Bencana Kemanusiaan di Sudan: RSF Kuasai El-Fasher, Ribuan Warga Sipil Hilang dan Dibantai
Ribuan warga sipil tewas dan hilang usai RSF merebut El-Fasher, Darfur Utara. Dunia desak gencatan senjata dan akses bantuan segera.
Ringkasan Berita:
- Situasi di Sudan kian memburuk setelah Pasukan Dukungan Cepat (RSF) merebut kota El-Fasher, Darfur Utara.
- Ribuan warga sipil dilaporkan hilang, dibunuh, atau melarikan diri ke padang pasir tanpa makanan dan perlindungan.
- Adanya eksekusi massal dan kekerasan seksual, sementara citra satelit menunjukkan bukti pembersihan etnis.
- PBB memperingatkan kekejaman ini bisa dikategorikan sebagai kejahatan internasional.
TRIBUNNEWS.COM - Situasi kemanusiaan di Sudan memburuk.
Baru-baru ini, Pasukan Dukungan Cepat (RSF) atau pasukan paramiliter yang sebelumnya dioperasikan oleh Pemerintah Sudan merebut kota El-Fasher, ibu kota Darfur Utara.
Ribuan warga sipil dilaporkan hilang, dibunuh, atau melarikan diri ke padang pasir dalam kondisi kelaparan dan tanpa perlindungan.
Menurut laporan Al Jazeera, pengambilalihan El-Fasher terjadi setelah pengepungan selama 18 bulan yang menyebabkan kelaparan dan kekurangan pasokan medis.
Puluhan ribu warga masih terjebak di kota itu, sementara ribuan lainnya melarikan diri ke Tawila dan daerah sekitar.
Caroline Bouvard, direktur Solidarites International untuk Sudan, mengatakan pihaknya kehilangan kontak dengan banyak warga di El-Fasher sejak kota itu dikuasai RSF.
“Kami terus mendengar laporan tentang warga yang terjebak di jalan atau di desa-desa yang tidak bisa diakses karena alasan keamanan,” ujarnya.

-- SOAL TERTULIS 1 --
Ambil setiap baris dalam data yang memuat kata "MODE", lalu salin baris-baris tersebut.
Kedua bagian ini diambil dari sumber yang tidak sama.

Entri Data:
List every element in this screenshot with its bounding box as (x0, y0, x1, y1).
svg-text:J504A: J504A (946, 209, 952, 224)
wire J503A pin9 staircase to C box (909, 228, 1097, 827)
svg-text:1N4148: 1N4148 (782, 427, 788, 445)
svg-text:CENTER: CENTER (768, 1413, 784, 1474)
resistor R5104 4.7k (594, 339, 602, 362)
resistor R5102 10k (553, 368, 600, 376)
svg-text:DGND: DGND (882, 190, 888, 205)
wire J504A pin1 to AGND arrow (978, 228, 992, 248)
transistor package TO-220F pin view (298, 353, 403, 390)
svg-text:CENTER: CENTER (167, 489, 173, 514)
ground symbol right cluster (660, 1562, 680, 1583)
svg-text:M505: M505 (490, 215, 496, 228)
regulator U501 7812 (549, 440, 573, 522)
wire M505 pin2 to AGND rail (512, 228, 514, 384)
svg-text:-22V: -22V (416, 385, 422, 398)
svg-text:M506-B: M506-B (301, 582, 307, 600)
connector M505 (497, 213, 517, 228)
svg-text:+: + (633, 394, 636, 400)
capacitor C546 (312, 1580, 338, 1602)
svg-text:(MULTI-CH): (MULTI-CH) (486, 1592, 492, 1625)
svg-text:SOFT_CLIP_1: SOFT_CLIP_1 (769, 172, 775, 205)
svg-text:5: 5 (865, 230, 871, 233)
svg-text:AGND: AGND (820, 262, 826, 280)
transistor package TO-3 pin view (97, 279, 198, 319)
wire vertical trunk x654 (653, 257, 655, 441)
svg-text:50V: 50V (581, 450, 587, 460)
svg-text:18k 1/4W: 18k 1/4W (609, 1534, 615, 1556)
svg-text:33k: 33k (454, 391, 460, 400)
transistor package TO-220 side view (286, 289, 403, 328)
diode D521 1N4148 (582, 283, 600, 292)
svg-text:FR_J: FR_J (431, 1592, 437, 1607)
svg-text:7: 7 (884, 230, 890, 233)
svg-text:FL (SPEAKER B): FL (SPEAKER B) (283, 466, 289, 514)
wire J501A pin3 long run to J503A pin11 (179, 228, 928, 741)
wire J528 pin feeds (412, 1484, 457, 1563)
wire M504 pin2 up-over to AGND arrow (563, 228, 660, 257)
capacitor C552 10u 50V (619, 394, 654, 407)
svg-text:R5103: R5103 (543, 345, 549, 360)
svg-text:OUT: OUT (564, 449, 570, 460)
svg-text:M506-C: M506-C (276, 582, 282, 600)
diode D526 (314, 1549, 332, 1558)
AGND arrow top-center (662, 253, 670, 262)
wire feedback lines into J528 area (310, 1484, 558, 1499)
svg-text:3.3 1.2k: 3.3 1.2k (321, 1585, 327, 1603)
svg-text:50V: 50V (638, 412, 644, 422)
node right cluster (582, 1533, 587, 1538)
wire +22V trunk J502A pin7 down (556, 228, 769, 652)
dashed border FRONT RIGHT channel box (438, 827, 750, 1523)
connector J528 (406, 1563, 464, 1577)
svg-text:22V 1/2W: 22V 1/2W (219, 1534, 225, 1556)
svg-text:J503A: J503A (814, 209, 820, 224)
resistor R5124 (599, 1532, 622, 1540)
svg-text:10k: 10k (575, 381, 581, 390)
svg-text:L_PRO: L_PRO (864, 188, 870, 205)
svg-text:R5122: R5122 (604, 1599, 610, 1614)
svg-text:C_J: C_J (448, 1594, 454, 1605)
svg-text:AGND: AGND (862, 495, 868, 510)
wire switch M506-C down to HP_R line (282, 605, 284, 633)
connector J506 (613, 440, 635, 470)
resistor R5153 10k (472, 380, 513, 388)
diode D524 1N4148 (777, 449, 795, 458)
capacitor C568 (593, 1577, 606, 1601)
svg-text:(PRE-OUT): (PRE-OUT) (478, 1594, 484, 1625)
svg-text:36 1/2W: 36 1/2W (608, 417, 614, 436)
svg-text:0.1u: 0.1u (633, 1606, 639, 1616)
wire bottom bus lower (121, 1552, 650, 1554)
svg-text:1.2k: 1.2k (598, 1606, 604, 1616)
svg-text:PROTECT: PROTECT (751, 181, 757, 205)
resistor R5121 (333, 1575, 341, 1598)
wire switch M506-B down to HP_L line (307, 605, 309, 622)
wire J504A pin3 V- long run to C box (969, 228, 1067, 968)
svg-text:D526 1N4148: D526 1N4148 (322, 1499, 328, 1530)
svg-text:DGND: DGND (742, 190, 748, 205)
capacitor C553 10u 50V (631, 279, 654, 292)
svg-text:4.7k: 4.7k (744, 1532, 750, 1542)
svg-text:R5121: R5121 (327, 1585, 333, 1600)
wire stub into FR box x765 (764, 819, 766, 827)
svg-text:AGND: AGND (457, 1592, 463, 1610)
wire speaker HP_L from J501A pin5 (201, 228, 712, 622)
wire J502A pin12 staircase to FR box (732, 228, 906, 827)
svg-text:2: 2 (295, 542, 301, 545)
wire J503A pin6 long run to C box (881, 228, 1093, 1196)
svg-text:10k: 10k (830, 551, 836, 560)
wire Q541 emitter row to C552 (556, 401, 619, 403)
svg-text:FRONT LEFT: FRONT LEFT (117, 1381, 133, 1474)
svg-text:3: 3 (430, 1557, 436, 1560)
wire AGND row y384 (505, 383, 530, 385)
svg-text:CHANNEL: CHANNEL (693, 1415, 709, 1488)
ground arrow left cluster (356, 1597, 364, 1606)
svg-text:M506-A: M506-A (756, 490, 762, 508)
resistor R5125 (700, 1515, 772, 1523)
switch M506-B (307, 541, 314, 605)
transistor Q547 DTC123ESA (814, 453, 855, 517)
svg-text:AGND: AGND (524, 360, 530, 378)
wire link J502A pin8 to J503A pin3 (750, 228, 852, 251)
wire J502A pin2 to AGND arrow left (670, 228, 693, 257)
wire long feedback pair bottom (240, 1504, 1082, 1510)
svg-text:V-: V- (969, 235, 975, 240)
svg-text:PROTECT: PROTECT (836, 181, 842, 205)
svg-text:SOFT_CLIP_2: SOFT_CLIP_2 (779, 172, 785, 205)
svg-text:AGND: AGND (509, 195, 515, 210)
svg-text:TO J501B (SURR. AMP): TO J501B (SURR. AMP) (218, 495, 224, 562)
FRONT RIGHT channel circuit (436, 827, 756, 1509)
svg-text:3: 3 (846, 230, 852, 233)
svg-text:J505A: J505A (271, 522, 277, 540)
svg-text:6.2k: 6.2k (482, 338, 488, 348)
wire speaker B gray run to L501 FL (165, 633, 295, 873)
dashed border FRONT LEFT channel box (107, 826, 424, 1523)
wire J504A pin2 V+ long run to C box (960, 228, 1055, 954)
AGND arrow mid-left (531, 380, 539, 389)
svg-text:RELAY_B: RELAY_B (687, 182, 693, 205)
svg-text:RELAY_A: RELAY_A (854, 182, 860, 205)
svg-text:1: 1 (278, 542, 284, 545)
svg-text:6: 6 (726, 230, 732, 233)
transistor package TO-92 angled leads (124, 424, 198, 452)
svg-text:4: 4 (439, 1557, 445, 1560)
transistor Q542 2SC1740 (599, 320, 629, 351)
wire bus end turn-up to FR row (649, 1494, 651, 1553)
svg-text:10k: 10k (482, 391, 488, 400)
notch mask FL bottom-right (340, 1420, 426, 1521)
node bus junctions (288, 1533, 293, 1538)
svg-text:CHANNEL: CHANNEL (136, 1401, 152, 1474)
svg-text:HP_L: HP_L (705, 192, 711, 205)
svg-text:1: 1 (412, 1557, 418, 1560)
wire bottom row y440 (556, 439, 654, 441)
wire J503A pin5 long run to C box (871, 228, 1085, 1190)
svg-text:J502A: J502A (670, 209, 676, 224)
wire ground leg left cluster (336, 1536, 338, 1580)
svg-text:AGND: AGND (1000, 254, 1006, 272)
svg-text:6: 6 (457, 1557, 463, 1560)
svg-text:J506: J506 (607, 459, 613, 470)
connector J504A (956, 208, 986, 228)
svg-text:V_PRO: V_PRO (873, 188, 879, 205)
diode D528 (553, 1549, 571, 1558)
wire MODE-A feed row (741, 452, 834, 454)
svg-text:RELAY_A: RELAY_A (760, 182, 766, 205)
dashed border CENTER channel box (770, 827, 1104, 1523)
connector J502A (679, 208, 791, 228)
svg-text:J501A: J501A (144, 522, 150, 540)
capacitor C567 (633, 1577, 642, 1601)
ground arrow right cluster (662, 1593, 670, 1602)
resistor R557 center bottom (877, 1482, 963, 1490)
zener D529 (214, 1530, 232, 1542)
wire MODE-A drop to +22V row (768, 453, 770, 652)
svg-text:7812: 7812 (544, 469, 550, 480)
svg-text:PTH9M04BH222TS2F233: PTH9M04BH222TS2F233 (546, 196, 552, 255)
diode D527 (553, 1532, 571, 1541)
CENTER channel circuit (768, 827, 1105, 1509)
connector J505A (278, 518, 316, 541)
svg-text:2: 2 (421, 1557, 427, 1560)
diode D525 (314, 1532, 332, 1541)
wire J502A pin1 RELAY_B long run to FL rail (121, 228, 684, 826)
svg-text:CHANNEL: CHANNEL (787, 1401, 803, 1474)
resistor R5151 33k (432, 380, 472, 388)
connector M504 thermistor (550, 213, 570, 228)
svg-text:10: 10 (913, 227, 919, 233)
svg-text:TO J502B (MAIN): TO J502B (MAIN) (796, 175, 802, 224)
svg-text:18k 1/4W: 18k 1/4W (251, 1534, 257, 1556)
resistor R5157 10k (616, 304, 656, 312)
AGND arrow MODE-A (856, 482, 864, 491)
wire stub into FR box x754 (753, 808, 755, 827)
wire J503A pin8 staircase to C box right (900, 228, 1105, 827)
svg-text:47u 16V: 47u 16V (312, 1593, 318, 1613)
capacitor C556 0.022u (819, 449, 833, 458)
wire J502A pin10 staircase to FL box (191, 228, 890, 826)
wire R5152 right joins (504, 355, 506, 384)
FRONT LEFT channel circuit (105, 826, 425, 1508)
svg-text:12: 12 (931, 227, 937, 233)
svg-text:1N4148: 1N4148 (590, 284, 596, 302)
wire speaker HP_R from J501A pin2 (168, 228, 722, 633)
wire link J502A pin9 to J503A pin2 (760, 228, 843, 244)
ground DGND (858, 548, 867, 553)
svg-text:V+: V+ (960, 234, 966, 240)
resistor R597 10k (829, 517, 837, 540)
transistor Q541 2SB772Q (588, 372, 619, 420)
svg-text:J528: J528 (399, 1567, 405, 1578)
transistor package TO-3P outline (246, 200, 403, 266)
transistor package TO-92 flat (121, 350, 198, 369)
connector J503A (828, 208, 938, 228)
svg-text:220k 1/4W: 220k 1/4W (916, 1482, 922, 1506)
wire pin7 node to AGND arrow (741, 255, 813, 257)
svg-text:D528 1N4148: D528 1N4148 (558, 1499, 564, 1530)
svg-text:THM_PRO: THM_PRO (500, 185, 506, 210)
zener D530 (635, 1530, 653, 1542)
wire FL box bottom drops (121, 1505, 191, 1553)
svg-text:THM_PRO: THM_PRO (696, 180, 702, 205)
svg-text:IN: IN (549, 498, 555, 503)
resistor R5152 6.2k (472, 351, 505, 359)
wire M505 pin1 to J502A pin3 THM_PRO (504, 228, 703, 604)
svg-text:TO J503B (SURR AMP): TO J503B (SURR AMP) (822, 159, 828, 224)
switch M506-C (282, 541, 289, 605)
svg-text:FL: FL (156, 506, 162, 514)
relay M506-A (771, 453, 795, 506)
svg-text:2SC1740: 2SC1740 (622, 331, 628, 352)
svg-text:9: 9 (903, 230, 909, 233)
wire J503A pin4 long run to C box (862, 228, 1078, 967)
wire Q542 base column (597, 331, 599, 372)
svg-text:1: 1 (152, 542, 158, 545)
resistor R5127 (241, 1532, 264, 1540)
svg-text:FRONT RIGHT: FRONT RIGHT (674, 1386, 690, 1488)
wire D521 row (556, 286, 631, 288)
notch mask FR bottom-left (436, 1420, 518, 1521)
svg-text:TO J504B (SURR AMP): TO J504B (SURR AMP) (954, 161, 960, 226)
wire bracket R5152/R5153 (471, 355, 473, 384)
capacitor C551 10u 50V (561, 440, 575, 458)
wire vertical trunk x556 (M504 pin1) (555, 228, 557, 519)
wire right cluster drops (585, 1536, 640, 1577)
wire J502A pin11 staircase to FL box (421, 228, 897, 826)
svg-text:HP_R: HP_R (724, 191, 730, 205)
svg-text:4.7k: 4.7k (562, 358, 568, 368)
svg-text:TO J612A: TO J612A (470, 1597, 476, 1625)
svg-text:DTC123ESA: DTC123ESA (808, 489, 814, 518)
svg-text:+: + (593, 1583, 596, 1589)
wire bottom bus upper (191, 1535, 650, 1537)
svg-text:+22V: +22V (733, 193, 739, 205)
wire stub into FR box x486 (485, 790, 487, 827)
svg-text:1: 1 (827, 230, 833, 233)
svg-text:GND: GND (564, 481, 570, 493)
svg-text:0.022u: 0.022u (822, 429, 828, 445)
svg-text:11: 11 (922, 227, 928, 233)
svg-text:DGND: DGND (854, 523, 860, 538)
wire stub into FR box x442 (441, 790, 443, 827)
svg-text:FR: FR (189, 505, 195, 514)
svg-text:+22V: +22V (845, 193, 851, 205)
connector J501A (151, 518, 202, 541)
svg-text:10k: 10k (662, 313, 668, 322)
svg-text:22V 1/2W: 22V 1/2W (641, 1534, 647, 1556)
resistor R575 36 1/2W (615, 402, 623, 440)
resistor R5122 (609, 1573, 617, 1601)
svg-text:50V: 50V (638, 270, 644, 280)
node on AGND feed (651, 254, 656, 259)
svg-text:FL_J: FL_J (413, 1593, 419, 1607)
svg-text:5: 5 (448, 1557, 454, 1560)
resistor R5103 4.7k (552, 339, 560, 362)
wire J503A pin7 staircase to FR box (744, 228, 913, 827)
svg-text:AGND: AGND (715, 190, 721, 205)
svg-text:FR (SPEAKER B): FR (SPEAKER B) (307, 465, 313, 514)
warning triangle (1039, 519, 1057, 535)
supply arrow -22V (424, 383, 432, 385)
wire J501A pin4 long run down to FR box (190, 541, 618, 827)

-- SOAL TERTULIS 2 --
Ringkaslah berita tentang jatuhnya El-Fasher dalam dua kalimat.

-- JAWABAN YANG DIHARAPKAN 1 --
wire MODE-A feed row (741, 452, 834, 454)
wire MODE-A drop to +22V row (768, 453, 770, 652)
AGND arrow MODE-A (856, 482, 864, 491)

-- JAWABAN YANG DIHARAPKAN 2 --
RSF, pasukan paramiliter yang sebelumnya dioperasikan oleh Pemerintah Sudan, merebut El-Fasher, ibu kota Darfur Utara, setelah pengepungan selama 18 bulan yang menyebabkan kelaparan dan kekurangan pasokan medis. Ribuan warga sipil dilaporkan hilang, dibunuh, atau melarikan diri ke padang pasir tanpa makanan dan perlindungan, sementara PBB memperingatkan bahwa kekejaman ini bisa dikategorikan sebagai kejahatan internasional.